### Text passage
'''

Director: Joshua Logan | Producer: Fred Kohlmar | ScreenplayDaniel Taradash | Cinematographer: James Wong Howe | Country of Origin: USA | Year: 1955 | Running Time: 113 or 115 min.

Principal Cast: William Holden, Kim Novak, Betty Field, Arthur O’Connell, Rosalind Russell

In 1953, Picnic was a critically successful play on Broadway, where it won a Pulitzer Prize for playwright William Inge and a Tony for director Joshua Logan. Both Paramount and 20th Century-Fox studios expressed interest in turning the play into a film, but concerns were raised about putting the play’s frank sexual content on screen.  Columbia Pictures head Harry Cohn purchased the play in September 1953 for between $300,000 and $400,000. After submitting a script to the PCA (Production Code Administration) in November 1954, the studio was cautioned to cut all suggestion that characters Hal and Madge had improper relations after the picnic. The finished film keeps whether Madge and Hal had slept together somewhat ambiguous.

'''

### Work to do
1. Transcribe the part of the Picnic film notes starting at "Principal Cast: William" and ending at "slept together somewhat ambiguous.".
2. List every member of the principal cast named in the Picnic film notes.
3. Answer these questions from the Picnic film notes:
(a) Who was the film's cinematographer?
(b) In what month and year did Harry Cohn purchase the play?
(c) What award did Joshua Logan win for the Broadway production?

Items from a data source
'''

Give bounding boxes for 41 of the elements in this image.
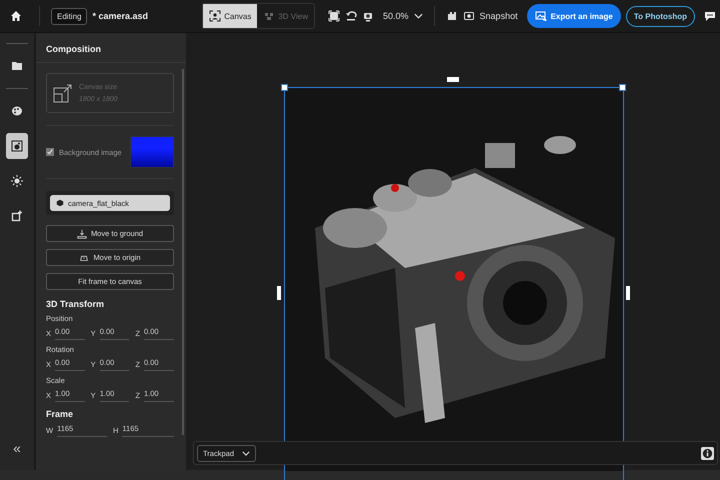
- palette-icon: [11, 105, 23, 117]
- scroll-bar[interactable]: [182, 69, 184, 435]
- home-icon[interactable]: [10, 10, 22, 22]
- chevron-down-icon[interactable]: [414, 13, 423, 19]
- export-icon: [11, 210, 23, 222]
- comment-icon[interactable]: [704, 10, 716, 22]
- image-icon: [11, 140, 23, 152]
- section-title: 3D Transform: [46, 299, 106, 309]
- info-icon[interactable]: [701, 446, 714, 460]
- snapshot-icon[interactable]: [462, 10, 475, 22]
- mode-badge: Editing: [51, 8, 88, 24]
- panel-title: Composition: [36, 33, 186, 63]
- image-icon: [534, 10, 547, 22]
- section-title: Frame: [46, 409, 74, 419]
- file-name: * camera.asd: [92, 11, 148, 21]
- grid-icon[interactable]: [446, 10, 458, 22]
- collapse-button[interactable]: «: [13, 440, 21, 456]
- camera-settings-icon[interactable]: [362, 10, 374, 22]
- undo-icon[interactable]: [345, 10, 358, 22]
- corner-handle[interactable]: [281, 84, 288, 91]
- folder-icon: [11, 60, 23, 72]
- resize-handle[interactable]: [447, 77, 459, 82]
- corner-handle[interactable]: [619, 84, 626, 91]
- download-icon: [76, 228, 87, 238]
- resize-handle[interactable]: [277, 286, 281, 300]
- to-photoshop-button[interactable]: To Photoshop: [626, 6, 695, 26]
- sun-icon: [11, 175, 23, 187]
- export-image-button[interactable]: Export an image: [526, 4, 621, 28]
- cubes-icon: [263, 10, 276, 22]
- cube-icon: [56, 199, 64, 207]
- frame-icon: [209, 10, 222, 22]
- snapshot-button[interactable]: Snapshot: [480, 11, 518, 21]
- resize-icon: [53, 83, 73, 103]
- view-tab[interactable]: Canvas: [203, 4, 258, 28]
- background-swatch[interactable]: [130, 136, 174, 168]
- fit-screen-icon[interactable]: [328, 10, 340, 22]
- sidebar-item[interactable]: [6, 133, 28, 159]
- checkbox[interactable]: [46, 148, 54, 156]
- resize-handle[interactable]: [626, 286, 630, 300]
- zoom-level[interactable]: 50.0%: [383, 11, 409, 21]
- chevron-down-icon: [242, 450, 250, 456]
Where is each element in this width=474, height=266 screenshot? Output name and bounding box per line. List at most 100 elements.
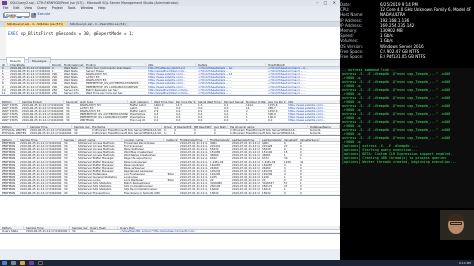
column-header[interactable]: Details <box>196 63 266 66</box>
table-cell[interactable]: <?ClickToSeeDetails -- 14 <box>196 73 266 75</box>
column-header[interactable]: instance_name <box>164 138 178 141</box>
column-header[interactable]: CheckDate <box>8 63 50 66</box>
column-header[interactable]: object_name <box>76 138 122 141</box>
column-header[interactable]: Number of Waits <box>244 100 266 103</box>
column-header[interactable]: Finding <box>84 63 146 66</box>
table-cell[interactable]: <?ClickToSeeDetails -- ... <box>196 76 266 78</box>
table-cell[interactable]: <?ClickToSeeCommand -- ... <box>266 92 340 94</box>
table-cell[interactable]: <?ClickToSeeCommand -- ... <box>266 82 340 84</box>
table-cell[interactable]: <?ClickToSeeCommand -- ... <box>266 76 340 78</box>
column-header[interactable]: ValuePerSecond <box>298 138 320 141</box>
column-header[interactable]: Sample (seconds) <box>70 226 88 229</box>
search-icon[interactable] <box>11 261 16 265</box>
table-cell[interactable]: <?ClickToSeeCommand -- ... <box>266 73 340 75</box>
table-cell[interactable]: <?ClickToSeeCommand -- ... <box>266 79 340 81</box>
table-cell[interactable]: https://www.sqlskills.com/... <box>286 119 340 121</box>
console-window[interactable]: -- ostress command line -- ostress -S. -E… <box>340 68 474 208</box>
table-cell[interactable]: <?ClickToSeeDetails -- ... <box>196 89 266 91</box>
table-cell[interactable]: https://www.sqlskills.com/... <box>286 116 340 118</box>
database-select[interactable]: master <box>4 12 30 17</box>
query-editor[interactable]: EXEC sp_BlitzFirst @Seconds = 30, @Exper… <box>0 27 340 60</box>
query-stats-grid[interactable]: PatternSample TimeSample (seconds)Query … <box>0 226 340 235</box>
column-header[interactable]: wait_category <box>128 100 152 103</box>
table-cell[interactable]: <?ClickToSeeDetails -- ... <box>196 86 266 88</box>
table-cell[interactable]: https://www.sqlskills.com/... <box>146 86 196 88</box>
table-cell[interactable]: <?ClickToSeeCommand -- ... <box>266 89 340 91</box>
table-cell[interactable]: <?ClickToSeeDetails -- ... <box>196 79 266 81</box>
table-row[interactable]: WAIT STATS 2019-06-25 21:12:17.6410000 -0… <box>0 119 340 123</box>
table-cell[interactable]: https://www.sqlskills.com/... <box>146 79 196 81</box>
column-header[interactable]: FirstSampleValue <box>208 138 230 141</box>
column-header[interactable]: Pattern <box>0 125 28 128</box>
table-cell[interactable]: https://www.sqlskills.com/... <box>146 76 196 78</box>
column-header[interactable]: wait_type <box>78 100 128 103</box>
column-header[interactable]: FindingsGroup <box>62 63 84 66</box>
table-cell[interactable]: <?ClickToSeeDetails -- Sp <box>196 67 266 69</box>
column-header[interactable]: MB Read/Written <box>192 125 212 128</box>
column-header[interactable]: Avg Stall (ms) <box>212 125 228 128</box>
column-header[interactable]: FirstSampleTime <box>178 138 208 141</box>
table-cell[interactable]: http://www.BrentOzar.com/... <box>146 70 196 72</box>
column-header[interactable]: Percent Signal Waits <box>222 100 244 103</box>
file-stats-grid[interactable]: PatternSample TimeSample (seconds)File N… <box>0 125 340 137</box>
ssms-taskbar-icon[interactable] <box>29 261 34 265</box>
table-cell[interactable]: https://www.sqlskills.com/... <box>146 82 196 84</box>
explorer-icon[interactable] <box>20 261 25 265</box>
column-header[interactable]: URL <box>146 63 196 66</box>
table-cell[interactable]: <?ClickToSeeCommand -- ... <box>266 70 340 72</box>
column-header[interactable]: Seconds Sample <box>64 100 78 103</box>
start-icon[interactable] <box>2 261 7 265</box>
table-cell[interactable]: https://www.sqlskills.com/... <box>286 110 340 112</box>
column-header[interactable]: Sample Time <box>24 226 70 229</box>
column-header[interactable]: Sample (seconds) <box>62 138 76 141</box>
column-header[interactable]: Per Core Per Second <box>174 100 196 103</box>
console-taskbar-icon[interactable] <box>38 261 43 265</box>
table-row[interactable]: PHYSICAL WRITES 2019-06-25 21:12:17.64100… <box>0 132 340 136</box>
table-cell[interactable]: <?ClickToSeeDetails -- ... <box>196 92 266 94</box>
table-cell[interactable]: https://www.sqlskills.com/... <box>286 104 340 106</box>
wait-stats-grid[interactable]: PatternSample EndedSeconds Samplewait_ty… <box>0 100 340 124</box>
column-header[interactable]: ID <box>0 63 8 66</box>
column-header[interactable]: File Name <box>90 125 162 128</box>
column-header[interactable]: Query Plan <box>118 226 340 229</box>
column-header[interactable]: Pattern <box>0 138 18 141</box>
query-code[interactable]: EXEC sp_BlitzFirst @Seconds = 30, @Exper… <box>8 31 134 36</box>
table-cell[interactable]: <ShowPlanXML xmlns="http://schemas.micro… <box>118 230 340 232</box>
table-row[interactable]: Query Stats 2019-06-25 21:12:17.6410000 -… <box>0 230 340 234</box>
column-header[interactable]: LastSampleTime <box>230 138 260 141</box>
table-cell[interactable]: <?ClickToSeeDetails -- ... <box>196 70 266 72</box>
column-header[interactable]: LastSampleValue <box>260 138 282 141</box>
table-cell[interactable]: http://www.BrentOzar.com/go... <box>146 92 196 94</box>
column-header[interactable]: Query Hash <box>88 226 118 229</box>
table-cell[interactable]: <?ClickToSeeCommand -- K... <box>266 67 340 69</box>
table-cell[interactable]: <?ClickToSeeDetails -- ... <box>196 82 266 84</box>
column-header[interactable]: file physical name <box>228 125 308 128</box>
execute-button[interactable]: ▶ Execute <box>34 12 50 16</box>
column-header[interactable]: Sample Time <box>28 125 72 128</box>
table-cell[interactable]: https://www.sqlskills.com/... <box>286 107 340 109</box>
column-header[interactable]: Sample Ended <box>20 100 64 103</box>
table-cell[interactable]: https://www.sqlskills.com/... <box>146 73 196 75</box>
perfmon-grid[interactable]: PatternSample TimeSample (seconds)object… <box>0 138 340 196</box>
column-header[interactable]: Pattern <box>0 100 20 103</box>
window-controls[interactable]: – ▢ ✕ <box>316 0 338 6</box>
column-header[interactable]: HowToStopIt <box>266 63 340 66</box>
column-header[interactable]: # Reads/Writes <box>172 125 192 128</box>
table-cell[interactable]: https://www.sqlskills.com/... <box>286 113 340 115</box>
column-header[interactable]: counter_name <box>122 138 164 141</box>
table-row[interactable]: 11 2019-06-25 21:12:17.6410000 250 Server I… <box>0 92 340 95</box>
column-header[interactable]: Signal Wait Time (Seconds) <box>196 100 222 103</box>
column-header[interactable]: Wait Time (Seconds) <box>152 100 174 103</box>
column-header[interactable]: Priority <box>50 63 62 66</box>
column-header[interactable]: ValueDelta <box>282 138 298 141</box>
table-row[interactable]: PERFMON 2019-06-25 21:12:17.6410000 -05:0… <box>0 192 340 195</box>
column-header[interactable]: DatabaseName <box>308 125 340 128</box>
column-header[interactable]: Avg ms Per Wait <box>266 100 286 103</box>
column-header[interactable]: Pattern <box>0 226 24 229</box>
table-cell[interactable]: <?ClickToSeeCommand -- ... <box>266 86 340 88</box>
table-cell[interactable]: http://FirstResponderKit.org <box>146 67 196 69</box>
column-header[interactable]: URL <box>286 100 340 103</box>
table-cell[interactable]: http://www.BrentOzar.com/go... <box>146 89 196 91</box>
column-header[interactable]: Drive <box>162 125 172 128</box>
column-header[interactable]: Sample Time <box>18 138 62 141</box>
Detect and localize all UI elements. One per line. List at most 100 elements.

'''

### Answers given
1.
Principal Cast: William Holden, Kim Novak, Betty Field, Arthur O’Connell, Rosalind Russell

In 1953, Picnic was a critically successful play on Broadway, where it won a Pulitzer Prize for playwright William Inge and a Tony for director Joshua Logan. Both Paramount and 20th Century-Fox studios expressed interest in turning the play into a film, but concerns were raised about putting the play’s frank sexual content on screen.  Columbia Pictures head Harry Cohn purchased the play in September 1953 for between $300,000 and $400,000. After submitting a script to the PCA (Production Code Administration) in November 1954, the studio was cautioned to cut all suggestion that characters Hal and Madge had improper relations after the picnic. The finished film keeps whether Madge and Hal had slept together somewhat ambiguous.

2.
William Holden
Kim Novak
Betty Field
Arthur O’Connell
Rosalind Russell

3.
(a) James Wong Howe
(b) September 1953
(c) A Tony